Records provided —

● ● ● ● ● ● ●

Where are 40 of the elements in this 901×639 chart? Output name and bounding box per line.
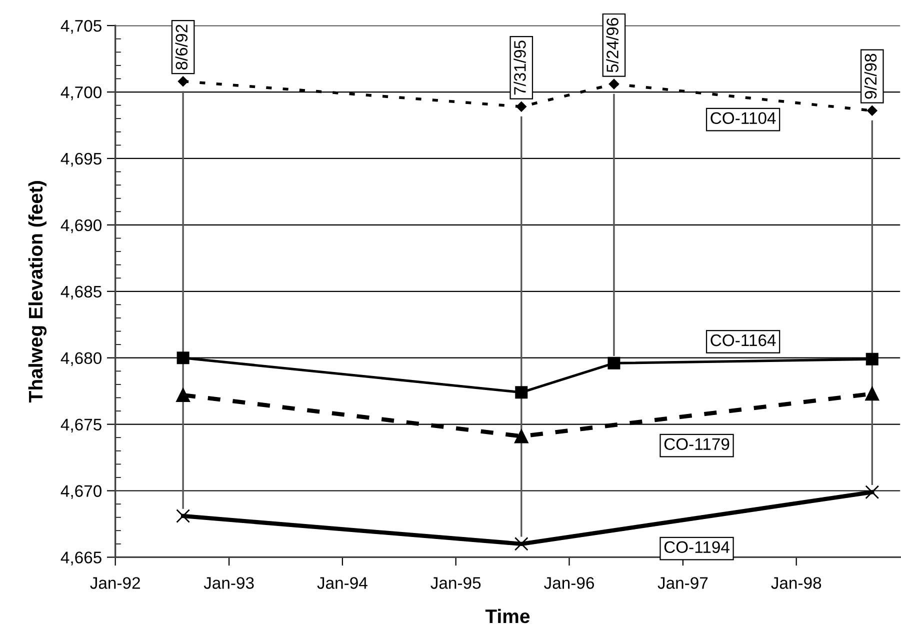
series-label: CO-1179 [664, 438, 730, 450]
y-tick-label: 4,675 [60, 418, 102, 432]
point [608, 356, 620, 370]
point [865, 386, 880, 401]
point [514, 536, 528, 551]
point [866, 352, 878, 366]
y-tick-label: 4,700 [60, 86, 102, 100]
x-tick-label: Jan-95 [430, 577, 481, 589]
point [865, 485, 880, 500]
series-label: CO-1164 [710, 334, 776, 346]
x-tick-label: Jan-92 [90, 577, 140, 589]
point [178, 76, 188, 86]
y-tick-label: 4,690 [60, 219, 102, 234]
x-axis-title: Time [485, 608, 530, 624]
ref-line-label: 7/31/95 [514, 40, 526, 95]
x-tick-label: Jan-93 [204, 577, 254, 589]
ref-line-label: 5/24/96 [606, 18, 618, 72]
y-tick-label: 4,695 [60, 152, 102, 167]
y-tick-label: 4,665 [60, 552, 102, 566]
series-label: CO-1194 [664, 541, 730, 554]
y-tick-label: 4,670 [60, 485, 102, 499]
point [176, 352, 190, 364]
x-tick-label: Jan-96 [544, 577, 594, 589]
y-tick-label: 4,680 [60, 352, 102, 366]
point [867, 106, 878, 116]
point [515, 386, 528, 399]
x-tick-label: Jan-98 [771, 577, 822, 589]
y-axis-title: Thalweg Elevation (feet) [28, 181, 47, 402]
x-tick-label: Jan-94 [317, 577, 368, 589]
point [608, 78, 620, 90]
series-label: CO-1104 [710, 112, 776, 124]
ref-line-label: 9/2/98 [864, 54, 877, 99]
point [514, 429, 528, 444]
y-tick-label: 4,685 [60, 286, 102, 300]
point [176, 509, 190, 523]
x-tick-label: Jan-97 [658, 577, 708, 589]
point [176, 388, 190, 402]
ref-line-label: 8/6/92 [175, 24, 188, 70]
point [516, 102, 526, 112]
y-tick-label: 4,705 [60, 20, 102, 34]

● ● ● ● ● ● ●

Exercise instructions — Recast the items above as a JSON list of strings, one string per line, with blank lines skipped and the pictures left out.

Result of the exercise —
[
  "Where are 40 of the elements in this 901×639 chart? Output name and bounding box per line.",
  "series-label: CO-1179 [664, 438, 730, 450]",
  "y-tick-label: 4,675 [60, 418, 102, 432]",
  "point [608, 356, 620, 370]",
  "point [865, 386, 880, 401]",
  "point [514, 536, 528, 551]",
  "point [866, 352, 878, 366]",
  "y-tick-label: 4,700 [60, 86, 102, 100]",
  "x-tick-label: Jan-95 [430, 577, 481, 589]",
  "point [865, 485, 880, 500]",
  "series-label: CO-1164 [710, 334, 776, 346]",
  "x-tick-label: Jan-92 [90, 577, 140, 589]",
  "point [178, 76, 188, 86]",
  "y-tick-label: 4,690 [60, 219, 102, 234]",
  "x-axis-title: Time [485, 608, 530, 624]",
  "ref-line-label: 7/31/95 [514, 40, 526, 95]",
  "x-tick-label: Jan-93 [204, 577, 254, 589]",
  "ref-line-label: 5/24/96 [606, 18, 618, 72]",
  "y-tick-label: 4,695 [60, 152, 102, 167]",
  "y-tick-label: 4,665 [60, 552, 102, 566]",
  "series-label: CO-1194 [664, 541, 730, 554]",
  "y-tick-label: 4,670 [60, 485, 102, 499]",
  "point [176, 352, 190, 364]",
  "x-tick-label: Jan-96 [544, 577, 594, 589]",
  "y-tick-label: 4,680 [60, 352, 102, 366]",
  "point [867, 106, 878, 116]",
  "point [515, 386, 528, 399]",
  "x-tick-label: Jan-98 [771, 577, 822, 589]",
  "y-axis-title: Thalweg Elevation (feet) [28, 181, 47, 402]",
  "x-tick-label: Jan-94 [317, 577, 368, 589]",
  "point [608, 78, 620, 90]",
  "series-label: CO-1104 [710, 112, 776, 124]",
  "ref-line-label: 9/2/98 [864, 54, 877, 99]",
  "point [514, 429, 528, 444]",
  "y-tick-label: 4,685 [60, 286, 102, 300]",
  "point [176, 509, 190, 523]",
  "x-tick-label: Jan-97 [658, 577, 708, 589]",
  "point [176, 388, 190, 402]",
  "ref-line-label: 8/6/92 [175, 24, 188, 70]",
  "point [516, 102, 526, 112]",
  "y-tick-label: 4,705 [60, 20, 102, 34]"
]